**Work to complete**
Are you able to retype all the records below exactly?

**Dataset entries**
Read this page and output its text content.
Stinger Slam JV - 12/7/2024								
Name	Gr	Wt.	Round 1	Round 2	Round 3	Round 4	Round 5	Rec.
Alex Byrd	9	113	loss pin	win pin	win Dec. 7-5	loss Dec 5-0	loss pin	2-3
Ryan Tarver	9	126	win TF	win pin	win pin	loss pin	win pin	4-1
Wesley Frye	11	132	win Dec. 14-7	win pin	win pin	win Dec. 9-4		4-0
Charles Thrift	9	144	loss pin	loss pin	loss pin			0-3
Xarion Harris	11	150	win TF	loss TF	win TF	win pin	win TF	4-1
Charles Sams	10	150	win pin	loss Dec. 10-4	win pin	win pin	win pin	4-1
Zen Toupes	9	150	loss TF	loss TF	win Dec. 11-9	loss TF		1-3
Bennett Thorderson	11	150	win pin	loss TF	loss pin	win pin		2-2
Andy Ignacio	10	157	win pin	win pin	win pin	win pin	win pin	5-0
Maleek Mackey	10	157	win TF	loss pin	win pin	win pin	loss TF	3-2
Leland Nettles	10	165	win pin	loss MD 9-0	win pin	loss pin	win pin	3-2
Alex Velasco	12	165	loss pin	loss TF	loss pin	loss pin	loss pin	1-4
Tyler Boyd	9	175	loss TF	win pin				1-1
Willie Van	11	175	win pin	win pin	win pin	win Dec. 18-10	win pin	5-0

**The solution**
Read this page and output its text content.
Stinger Slam JV - 12/7/2024								
Name	Gr	Wt.	Round 1	Round 2	Round 3	Round 4	Round 5	Rec.
Alex Byrd	9	113	loss pin	win pin	win Dec. 7-5	loss Dec 5-0	loss pin	2-3
Ryan Tarver	9	126	win TF	win pin	win pin	loss pin	win pin	4-1
Wesley Frye	11	132	win Dec. 14-7	win pin	win pin	win Dec. 9-4		4-0
Charles Thrift	9	144	loss pin	loss pin	loss pin			0-3
Xarion Harris	11	150	win TF	loss TF	win TF	win pin	win TF	4-1
Charles Sams	10	150	win pin	loss Dec. 10-4	win pin	win pin	win pin	4-1
Zen Toupes	9	150	loss TF	loss TF	win Dec. 11-9	loss TF		1-3
Bennett Thorderson	11	150	win pin	loss TF	loss pin	win pin		2-2
Andy Ignacio	10	157	win pin	win pin	win pin	win pin	win pin	5-0
Maleek Mackey	10	157	win TF	loss pin	win pin	win pin	loss TF	3-2
Leland Nettles	10	165	win pin	loss MD 9-0	win pin	loss pin	win pin	3-2
Alex Velasco	12	165	loss pin	loss TF	loss pin	loss pin	loss pin	1-4
Tyler Boyd	9	175	loss TF	win pin				1-1
Willie Van	11	175	win pin	win pin	win pin	win Dec. 18-10	win pin	5-0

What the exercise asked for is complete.